─── Records supplied ───
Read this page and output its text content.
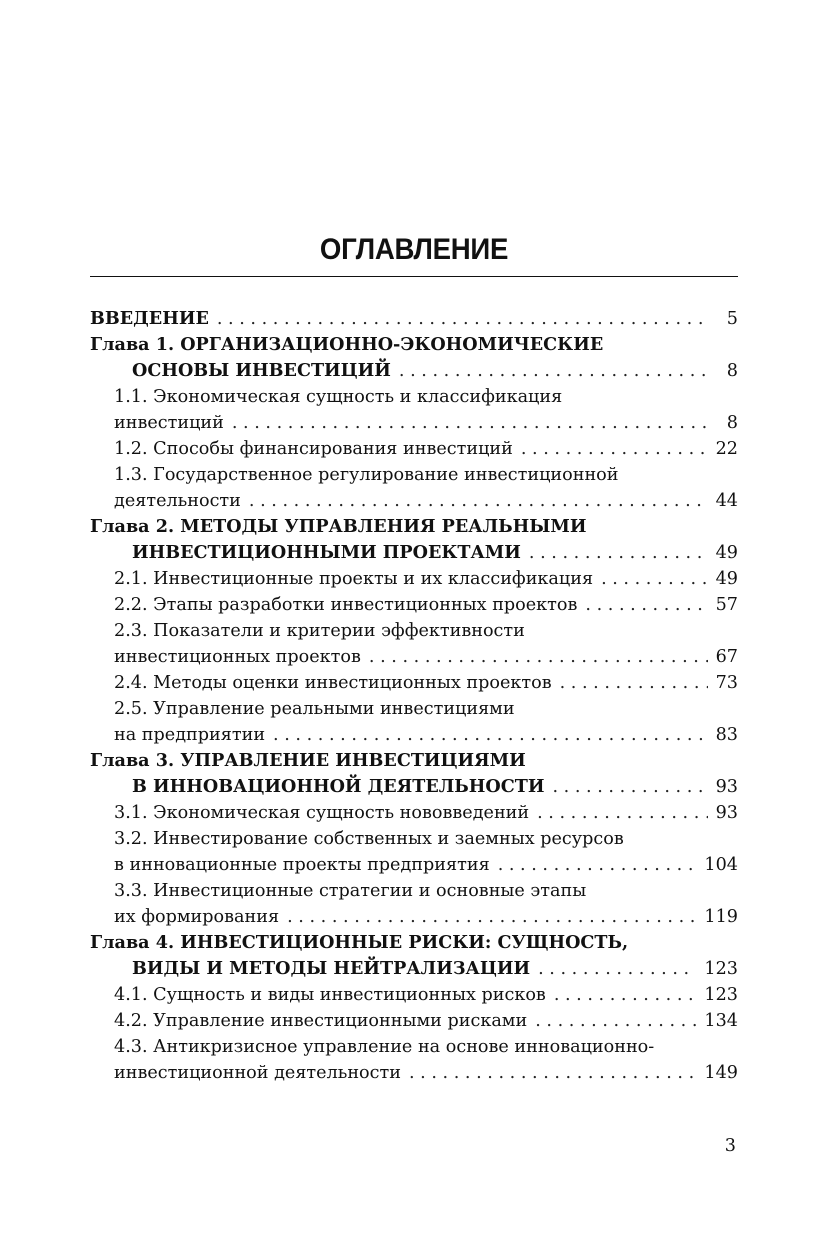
ОГЛАВЛЕНИЕ
ВВЕДЕНИЕ . . .	5
Глава 1. ОРГАНИЗАЦИОННО-ЭКОНОМИЧЕСКИЕ
ОСНОВЫ ИНВЕСТИЦИЙ . . .	8
1.1. Экономическая сущность и классификация
инвестиций . . .	8
1.2. Способы финансирования инвестиций . . .	22
1.3. Государственное регулирование инвестиционной
деятельности . . .	44
Глава 2. МЕТОДЫ УПРАВЛЕНИЯ РЕАЛЬНЫМИ
ИНВЕСТИЦИОННЫМИ ПРОЕКТАМИ . . .	49
2.1. Инвестиционные проекты и их классификация . . .	49
2.2. Этапы разработки инвестиционных проектов . . .	57
2.3. Показатели и критерии эффективности
инвестиционных проектов . . .	67
2.4. Методы оценки инвестиционных проектов . . .	73
2.5. Управление реальными инвестициями
на предприятии . . .	83
Глава 3. УПРАВЛЕНИЕ ИНВЕСТИЦИЯМИ
В ИННОВАЦИОННОЙ ДЕЯТЕЛЬНОСТИ . . .	93
3.1. Экономическая сущность нововведений . . .	93
3.2. Инвестирование собственных и заемных ресурсов
в инновационные проекты предприятия . . .	104
3.3. Инвестиционные стратегии и основные этапы
их формирования . . .	119
Глава 4. ИНВЕСТИЦИОННЫЕ РИСКИ: СУЩНОСТЬ,
ВИДЫ И МЕТОДЫ НЕЙТРАЛИЗАЦИИ . . .	123
4.1. Сущность и виды инвестиционных рисков . . .	123
4.2. Управление инвестиционными рисками . . .	134
4.3. Антикризисное управление на основе инновационно-
инвестиционной деятельности . . .	149
3
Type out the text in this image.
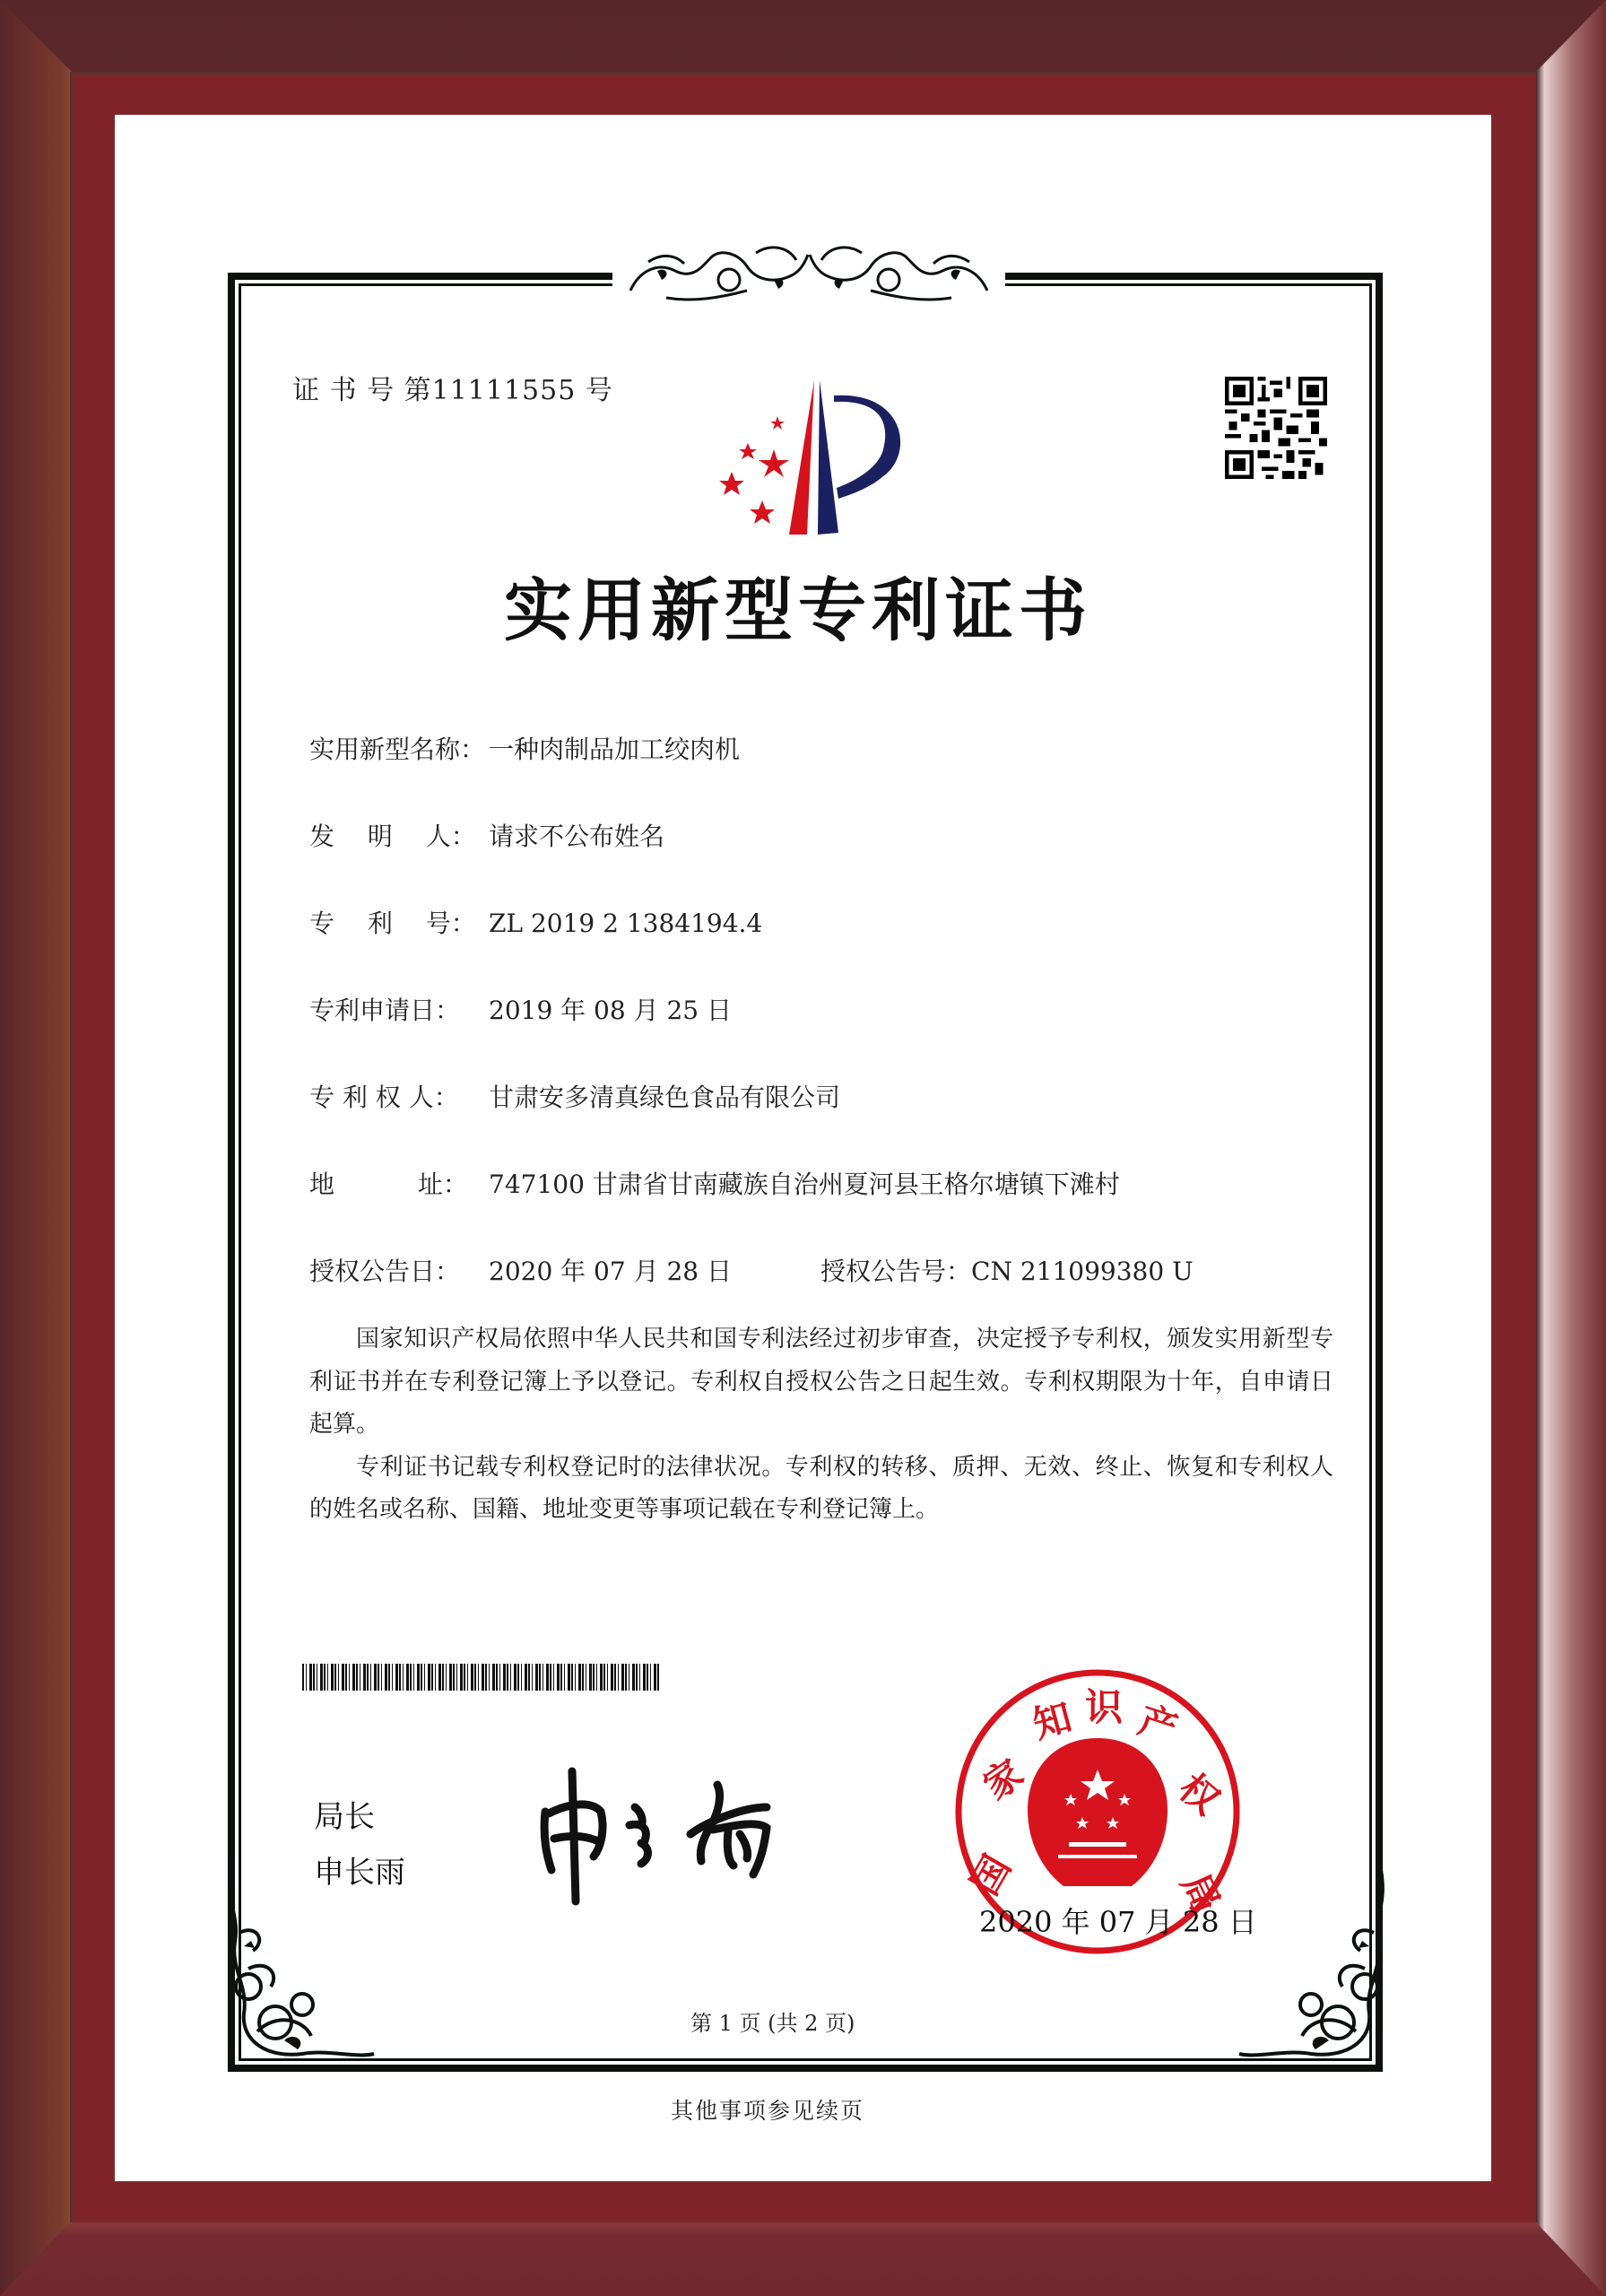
证 书 号 第11111555 号
实用新型专利证书
实用新型名称： 一种肉制品加工绞肉机
发　 明　 人： 请求不公布姓名
专　 利　 号： ZL 2019 2 1384194.4
专利申请日： 2019 年 08 月 25 日
专 利 权 人： 甘肃安多清真绿色食品有限公司
地　　　 址： 747100 甘肃省甘南藏族自治州夏河县王格尔塘镇下滩村
授权公告日： 2020 年 07 月 28 日	授权公告号：CN 211099380 U

国家知识产权局依照中华人民共和国专利法经过初步审查，决定授予专利权，颁发实用新型专利证书并在专利登记簿上予以登记。专利权自授权公告之日起生效。专利权期限为十年，自申请日起算。

专利证书记载专利权登记时的法律状况。专利权的转移、质押、无效、终止、恢复和专利权人的姓名或名称、国籍、地址变更等事项记载在专利登记簿上。

局长
申长雨	国
家
知 识 产
权
局
2020 年 07 月 28 日
第 1 页 (共 2 页)
其他事项参见续页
───
**Problem statement**
Return all lines containing the word "Глава".

**Output of the task**
Глава 1. ОРГАНИЗАЦИОННО-ЭКОНОМИЧЕСКИЕ
Глава 2. МЕТОДЫ УПРАВЛЕНИЯ РЕАЛЬНЫМИ
Глава 3. УПРАВЛЕНИЕ ИНВЕСТИЦИЯМИ
Глава 4. ИНВЕСТИЦИОННЫЕ РИСКИ: СУЩНОСТЬ,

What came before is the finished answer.